Records for processing:
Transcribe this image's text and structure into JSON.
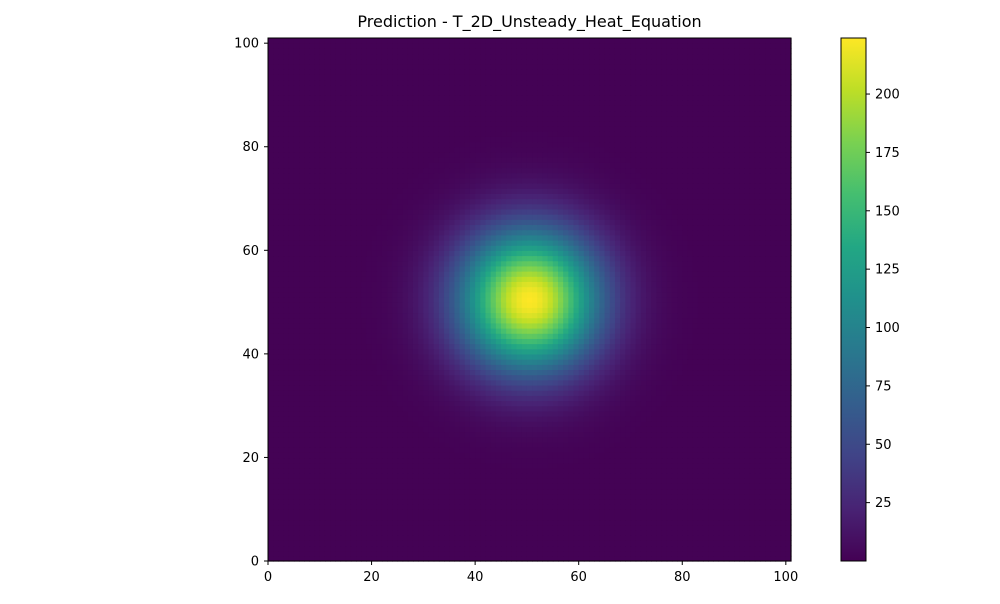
{
  "chart_data": {
    "type": "heatmap",
    "title": "Prediction - T_2D_Unsteady_Heat_Equation",
    "xlabel": "",
    "ylabel": "",
    "xlim": [
      0,
      101
    ],
    "ylim": [
      0,
      101
    ],
    "x_ticks": [
      "0",
      "20",
      "40",
      "60",
      "80",
      "100"
    ],
    "y_ticks": [
      "0",
      "20",
      "40",
      "60",
      "80",
      "100"
    ],
    "grid": {
      "nx": 101,
      "ny": 101,
      "x0": 0,
      "y0": 0,
      "step": 1
    },
    "field": {
      "peak_value": 224,
      "peak_x": 50,
      "peak_y": 50,
      "spread": 9.3,
      "background_value": 0.5
    },
    "colorbar": {
      "colormap": "viridis",
      "min": 0,
      "max": 224,
      "ticks": [
        "25",
        "50",
        "75",
        "100",
        "125",
        "150",
        "175",
        "200"
      ]
    },
    "grid_on": false,
    "legend": "none"
  }
}
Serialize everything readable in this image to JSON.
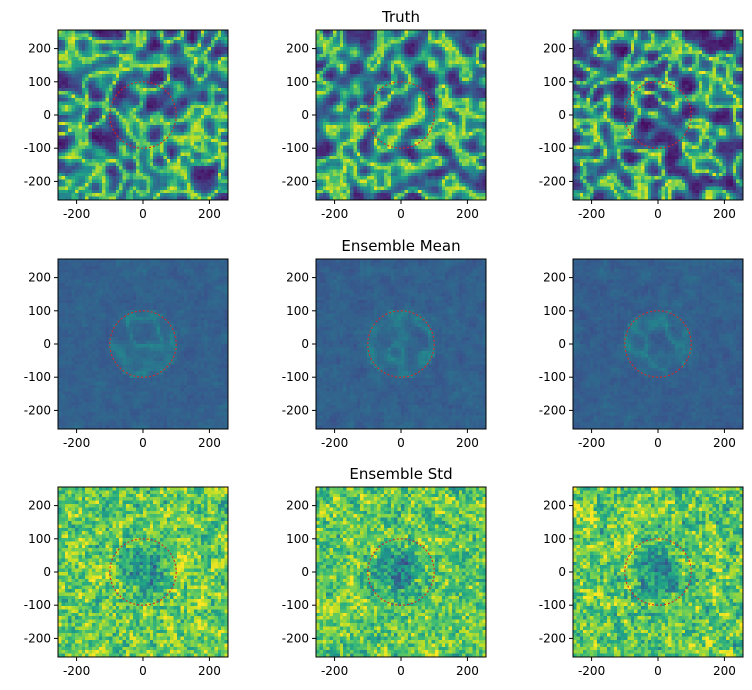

Directions for this task: In the records above, locate every line with the string "image" and copy it.

Expected output:
Transcribe this image's text and structure into JSON.
Serialize everything readable in this image to JSON.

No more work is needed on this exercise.